INSTRUCTIONS TO FOLLOW:
Take each line that has the word "尊王攘夷" and return it.

━━━━━ DATA SHOWN ━━━━━

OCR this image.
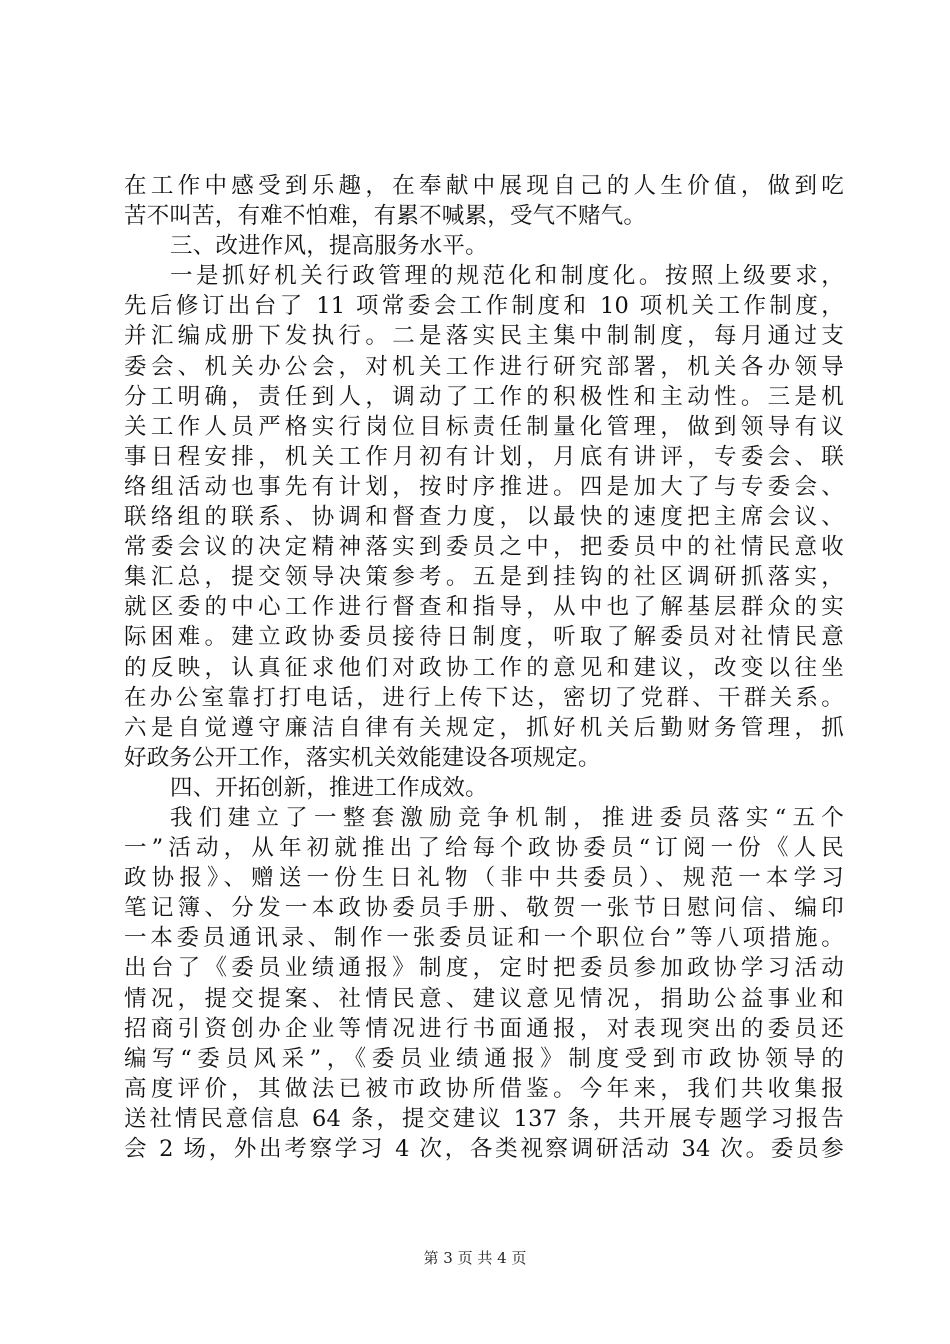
在工作中感受到乐趣，在奉献中展现自己的人生价值，做到吃
苦不叫苦，有难不怕难，有累不喊累，受气不赌气。
三、改进作风，提高服务水平。
一是抓好机关行政管理的规范化和制度化。按照上级要求，
先后修订出台了 11 项常委会工作制度和 10 项机关工作制度，
并汇编成册下发执行。二是落实民主集中制制度，每月通过支
委会、机关办公会，对机关工作进行研究部署，机关各办领导
分工明确，责任到人，调动了工作的积极性和主动性。三是机
关工作人员严格实行岗位目标责任制量化管理，做到领导有议
事日程安排，机关工作月初有计划，月底有讲评，专委会、联
络组活动也事先有计划，按时序推进。四是加大了与专委会、
联络组的联系、协调和督查力度，以最快的速度把主席会议、
常委会议的决定精神落实到委员之中，把委员中的社情民意收
集汇总，提交领导决策参考。五是到挂钩的社区调研抓落实，
就区委的中心工作进行督查和指导，从中也了解基层群众的实
际困难。建立政协委员接待日制度，听取了解委员对社情民意
的反映，认真征求他们对政协工作的意见和建议，改变以往坐
在办公室靠打打电话，进行上传下达，密切了党群、干群关系。
六是自觉遵守廉洁自律有关规定，抓好机关后勤财务管理，抓
好政务公开工作，落实机关效能建设各项规定。
四、开拓创新，推进工作成效。
我们建立了一整套激励竞争机制，推进委员落实“五个
一”活动，从年初就推出了给每个政协委员“订阅一份《人民
政协报》、赠送一份生日礼物（非中共委员）、规范一本学习
笔记簿、分发一本政协委员手册、敬贺一张节日慰问信、编印
一本委员通讯录、制作一张委员证和一个职位台”等八项措施。
出台了《委员业绩通报》制度，定时把委员参加政协学习活动
情况，提交提案、社情民意、建议意见情况，捐助公益事业和
招商引资创办企业等情况进行书面通报，对表现突出的委员还
编写“委员风采”，《委员业绩通报》制度受到市政协领导的
高度评价，其做法已被市政协所借鉴。今年来，我们共收集报
送社情民意信息 64 条，提交建议 137 条，共开展专题学习报告
会 2 场，外出考察学习 4 次，各类视察调研活动 34 次。委员参
第 3 页 共 4 页
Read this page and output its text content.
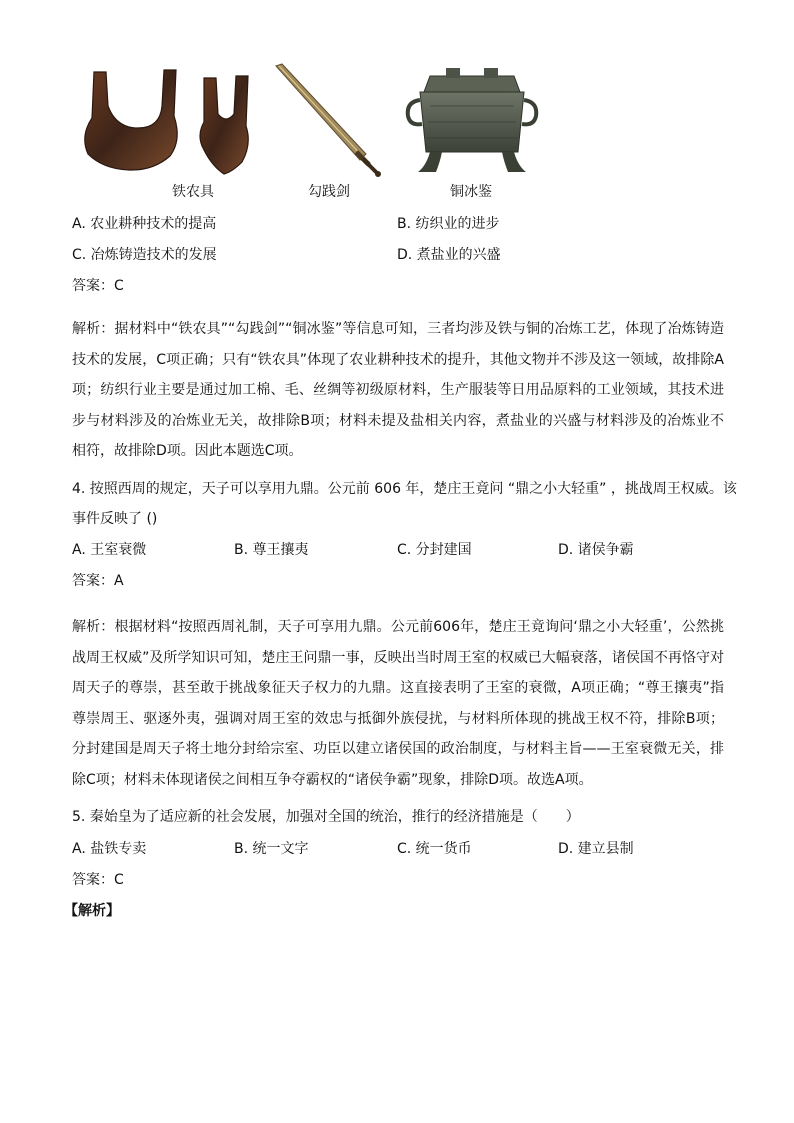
铁农具	勾践剑	铜冰鉴
A. 农业耕种技术的提高	B. 纺织业的进步
C. 冶炼铸造技术的发展	D. 煮盐业的兴盛
答案：C
解析：据材料中“铁农具”“勾践剑”“铜冰鉴”等信息可知，三者均涉及铁与铜的冶炼工艺，体现了冶炼铸造技术的发展，C项正确；只有“铁农具”体现了农业耕种技术的提升，其他文物并不涉及这一领域，故排除A项；纺织行业主要是通过加工棉、毛、丝绸等初级原材料，生产服装等日用品原料的工业领域，其技术进步与材料涉及的冶炼业无关，故排除B项；材料未提及盐相关内容，煮盐业的兴盛与材料涉及的冶炼业不相符，故排除D项。因此本题选C项。
4. 按照西周的规定，天子可以享用九鼎。公元前 606 年，楚庄王竟问 “鼎之小大轻重” ，挑战周王权威。该
事件反映了 ()
A. 王室衰微	B. 尊王攘夷	C. 分封建国	D. 诸侯争霸
答案：A
解析：根据材料“按照西周礼制，天子可享用九鼎。公元前606年，楚庄王竟询问‘鼎之小大轻重’，公然挑战周王权威”及所学知识可知，楚庄王问鼎一事，反映出当时周王室的权威已大幅衰落，诸侯国不再恪守对周天子的尊崇，甚至敢于挑战象征天子权力的九鼎。这直接表明了王室的衰微，A项正确；“尊王攘夷”指尊崇周王、驱逐外夷，强调对周王室的效忠与抵御外族侵扰，与材料所体现的挑战王权不符，排除B项；分封建国是周天子将土地分封给宗室、功臣以建立诸侯国的政治制度，与材料主旨——王室衰微无关，排除C项；材料未体现诸侯之间相互争夺霸权的“诸侯争霸”现象，排除D项。故选A项。
5. 秦始皇为了适应新的社会发展，加强对全国的统治，推行的经济措施是（　　）
A. 盐铁专卖	B. 统一文字	C. 统一货币	D. 建立县制
答案：C
【解析】
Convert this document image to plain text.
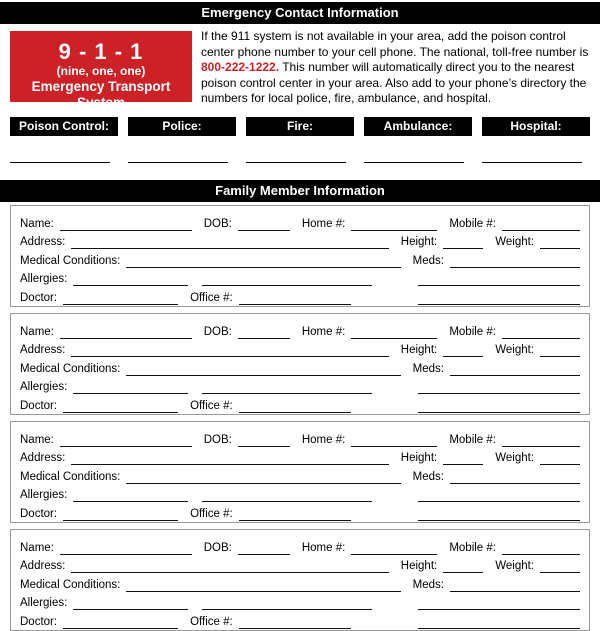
Emergency Contact Information
9 - 1 - 1
(nine, one, one)
Emergency Transport System

If the 911 system is not available in your area, add the poison control center phone number to your cell phone. The national, toll-free number is 800-222-1222. This number will automatically direct you to the nearest poison control center in your area. Also add to your phone’s directory the numbers for local police, fire, ambulance, and hospital.

Poison Control:	Police:	Fire:	Ambulance:	Hospital:
Family Member Information
Name:	DOB:	Home #:	Mobile #:
Address:	Height:	Weight:
Medical Conditions:	Meds:
Allergies:
Doctor:	Office #:
Name:	DOB:	Home #:	Mobile #:
Address:	Height:	Weight:
Medical Conditions:	Meds:
Allergies:
Doctor:	Office #:
Name:	DOB:	Home #:	Mobile #:
Address:	Height:	Weight:
Medical Conditions:	Meds:
Allergies:
Doctor:	Office #:
Name:	DOB:	Home #:	Mobile #:
Address:	Height:	Weight:
Medical Conditions:	Meds:
Allergies:
Doctor:	Office #:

━━━━━

EXERCISE RESULT:
A. 王室衰微	B. 尊王攘夷	C. 分封建国	D. 诸侯争霸
解析：根据材料“按照西周礼制，天子可享用九鼎。公元前606年，楚庄王竟询问‘鼎之小大轻重’，公然挑战周王权威”及所学知识可知，楚庄王问鼎一事，反映出当时周王室的权威已大幅衰落，诸侯国不再恪守对周天子的尊崇，甚至敢于挑战象征天子权力的九鼎。这直接表明了王室的衰微，A项正确；“尊王攘夷”指尊崇周王、驱逐外夷，强调对周王室的效忠与抵御外族侵扰，与材料所体现的挑战王权不符，排除B项；分封建国是周天子将土地分封给宗室、功臣以建立诸侯国的政治制度，与材料主旨——王室衰微无关，排除C项；材料未体现诸侯之间相互争夺霸权的“诸侯争霸”现象，排除D项。故选A项。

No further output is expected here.